(Entries taken from a collection)
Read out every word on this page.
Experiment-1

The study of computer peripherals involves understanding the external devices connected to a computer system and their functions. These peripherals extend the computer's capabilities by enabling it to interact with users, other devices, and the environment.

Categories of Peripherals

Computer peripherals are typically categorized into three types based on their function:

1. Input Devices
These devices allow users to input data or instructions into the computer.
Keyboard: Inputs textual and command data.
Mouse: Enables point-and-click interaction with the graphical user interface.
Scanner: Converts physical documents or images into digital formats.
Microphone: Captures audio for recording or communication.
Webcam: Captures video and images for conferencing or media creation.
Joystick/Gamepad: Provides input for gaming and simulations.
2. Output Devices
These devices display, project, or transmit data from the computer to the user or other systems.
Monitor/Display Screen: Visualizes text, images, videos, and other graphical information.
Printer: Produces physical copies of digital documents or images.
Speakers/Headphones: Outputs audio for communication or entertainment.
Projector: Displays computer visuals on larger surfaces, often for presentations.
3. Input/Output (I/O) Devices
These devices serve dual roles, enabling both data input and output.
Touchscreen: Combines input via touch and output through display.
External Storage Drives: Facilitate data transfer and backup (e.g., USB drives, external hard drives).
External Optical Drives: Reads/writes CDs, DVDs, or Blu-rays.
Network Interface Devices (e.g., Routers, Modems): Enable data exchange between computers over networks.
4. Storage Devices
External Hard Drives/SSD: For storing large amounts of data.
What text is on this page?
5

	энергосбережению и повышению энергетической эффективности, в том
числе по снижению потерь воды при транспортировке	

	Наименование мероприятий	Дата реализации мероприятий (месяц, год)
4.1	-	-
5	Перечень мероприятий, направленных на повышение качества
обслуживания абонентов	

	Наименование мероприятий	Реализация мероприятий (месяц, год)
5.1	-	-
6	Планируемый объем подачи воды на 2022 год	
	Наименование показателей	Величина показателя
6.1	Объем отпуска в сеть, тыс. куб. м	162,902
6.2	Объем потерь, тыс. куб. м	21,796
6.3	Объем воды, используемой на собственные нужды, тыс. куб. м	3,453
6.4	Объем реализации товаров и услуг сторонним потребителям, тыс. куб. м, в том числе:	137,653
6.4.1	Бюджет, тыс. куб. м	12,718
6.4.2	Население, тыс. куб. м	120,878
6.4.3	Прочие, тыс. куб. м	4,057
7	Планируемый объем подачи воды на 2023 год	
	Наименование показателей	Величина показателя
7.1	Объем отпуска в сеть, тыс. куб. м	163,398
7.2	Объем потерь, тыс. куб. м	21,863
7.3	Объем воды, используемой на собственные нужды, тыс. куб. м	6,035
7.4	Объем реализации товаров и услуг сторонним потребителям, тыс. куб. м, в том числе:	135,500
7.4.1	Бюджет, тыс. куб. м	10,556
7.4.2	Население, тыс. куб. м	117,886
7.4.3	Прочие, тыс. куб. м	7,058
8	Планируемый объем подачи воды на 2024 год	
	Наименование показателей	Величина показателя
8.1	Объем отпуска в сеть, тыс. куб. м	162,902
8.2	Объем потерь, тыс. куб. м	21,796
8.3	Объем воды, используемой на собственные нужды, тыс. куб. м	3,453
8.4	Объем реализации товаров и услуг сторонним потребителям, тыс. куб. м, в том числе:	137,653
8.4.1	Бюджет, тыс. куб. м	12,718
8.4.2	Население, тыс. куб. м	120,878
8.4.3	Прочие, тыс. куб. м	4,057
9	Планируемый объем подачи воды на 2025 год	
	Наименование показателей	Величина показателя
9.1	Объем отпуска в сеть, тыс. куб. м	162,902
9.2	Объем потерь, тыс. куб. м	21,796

[WORK REQUIRED]
Print all of the entries exactly as they appear.

[TASK SOLUTION]
Read out every word on this page.
Experiment-1

The study of computer peripherals involves understanding the external devices connected to a computer system and their functions. These peripherals extend the computer's capabilities by enabling it to interact with users, other devices, and the environment.

Categories of Peripherals

Computer peripherals are typically categorized into three types based on their function:

1. Input Devices
These devices allow users to input data or instructions into the computer.
Keyboard: Inputs textual and command data.
Mouse: Enables point-and-click interaction with the graphical user interface.
Scanner: Converts physical documents or images into digital formats.
Microphone: Captures audio for recording or communication.
Webcam: Captures video and images for conferencing or media creation.
Joystick/Gamepad: Provides input for gaming and simulations.
2. Output Devices
These devices display, project, or transmit data from the computer to the user or other systems.
Monitor/Display Screen: Visualizes text, images, videos, and other graphical information.
Printer: Produces physical copies of digital documents or images.
Speakers/Headphones: Outputs audio for communication or entertainment.
Projector: Displays computer visuals on larger surfaces, often for presentations.
3. Input/Output (I/O) Devices
These devices serve dual roles, enabling both data input and output.
Touchscreen: Combines input via touch and output through display.
External Storage Drives: Facilitate data transfer and backup (e.g., USB drives, external hard drives).
External Optical Drives: Reads/writes CDs, DVDs, or Blu-rays.
Network Interface Devices (e.g., Routers, Modems): Enable data exchange between computers over networks.
4. Storage Devices
External Hard Drives/SSD: For storing large amounts of data.
What text is on this page?
5

	энергосбережению и повышению энергетической эффективности, в том
числе по снижению потерь воды при транспортировке	

	Наименование мероприятий	Дата реализации мероприятий (месяц, год)
4.1	-	-
5	Перечень мероприятий, направленных на повышение качества
обслуживания абонентов	

	Наименование мероприятий	Реализация мероприятий (месяц, год)
5.1	-	-
6	Планируемый объем подачи воды на 2022 год	
	Наименование показателей	Величина показателя
6.1	Объем отпуска в сеть, тыс. куб. м	162,902
6.2	Объем потерь, тыс. куб. м	21,796
6.3	Объем воды, используемой на собственные нужды, тыс. куб. м	3,453
6.4	Объем реализации товаров и услуг сторонним потребителям, тыс. куб. м, в том числе:	137,653
6.4.1	Бюджет, тыс. куб. м	12,718
6.4.2	Население, тыс. куб. м	120,878
6.4.3	Прочие, тыс. куб. м	4,057
7	Планируемый объем подачи воды на 2023 год	
	Наименование показателей	Величина показателя
7.1	Объем отпуска в сеть, тыс. куб. м	163,398
7.2	Объем потерь, тыс. куб. м	21,863
7.3	Объем воды, используемой на собственные нужды, тыс. куб. м	6,035
7.4	Объем реализации товаров и услуг сторонним потребителям, тыс. куб. м, в том числе:	135,500
7.4.1	Бюджет, тыс. куб. м	10,556
7.4.2	Население, тыс. куб. м	117,886
7.4.3	Прочие, тыс. куб. м	7,058
8	Планируемый объем подачи воды на 2024 год	
	Наименование показателей	Величина показателя
8.1	Объем отпуска в сеть, тыс. куб. м	162,902
8.2	Объем потерь, тыс. куб. м	21,796
8.3	Объем воды, используемой на собственные нужды, тыс. куб. м	3,453
8.4	Объем реализации товаров и услуг сторонним потребителям, тыс. куб. м, в том числе:	137,653
8.4.1	Бюджет, тыс. куб. м	12,718
8.4.2	Население, тыс. куб. м	120,878
8.4.3	Прочие, тыс. куб. м	4,057
9	Планируемый объем подачи воды на 2025 год	
	Наименование показателей	Величина показателя
9.1	Объем отпуска в сеть, тыс. куб. м	162,902
9.2	Объем потерь, тыс. куб. м	21,796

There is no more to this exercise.